_Description of the task_.
Repeat the lines that follow, leaving nothing out.

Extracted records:
---*---

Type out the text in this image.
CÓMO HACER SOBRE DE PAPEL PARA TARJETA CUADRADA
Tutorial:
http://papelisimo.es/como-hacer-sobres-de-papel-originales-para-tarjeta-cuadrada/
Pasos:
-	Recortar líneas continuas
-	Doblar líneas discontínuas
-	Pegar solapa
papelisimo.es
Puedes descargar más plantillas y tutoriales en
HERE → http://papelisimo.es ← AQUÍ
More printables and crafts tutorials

---*---

_Response for this exercise_.
Type out the text in this image.
CÓMO HACER SOBRE DE PAPEL PARA TARJETA CUADRADA
Tutorial:
http://papelisimo.es/como-hacer-sobres-de-papel-originales-para-tarjeta-cuadrada/
Pasos:
-	Recortar líneas continuas
-	Doblar líneas discontínuas
-	Pegar solapa
papelisimo.es
Puedes descargar más plantillas y tutoriales en
HERE → http://papelisimo.es ← AQUÍ
More printables and crafts tutorials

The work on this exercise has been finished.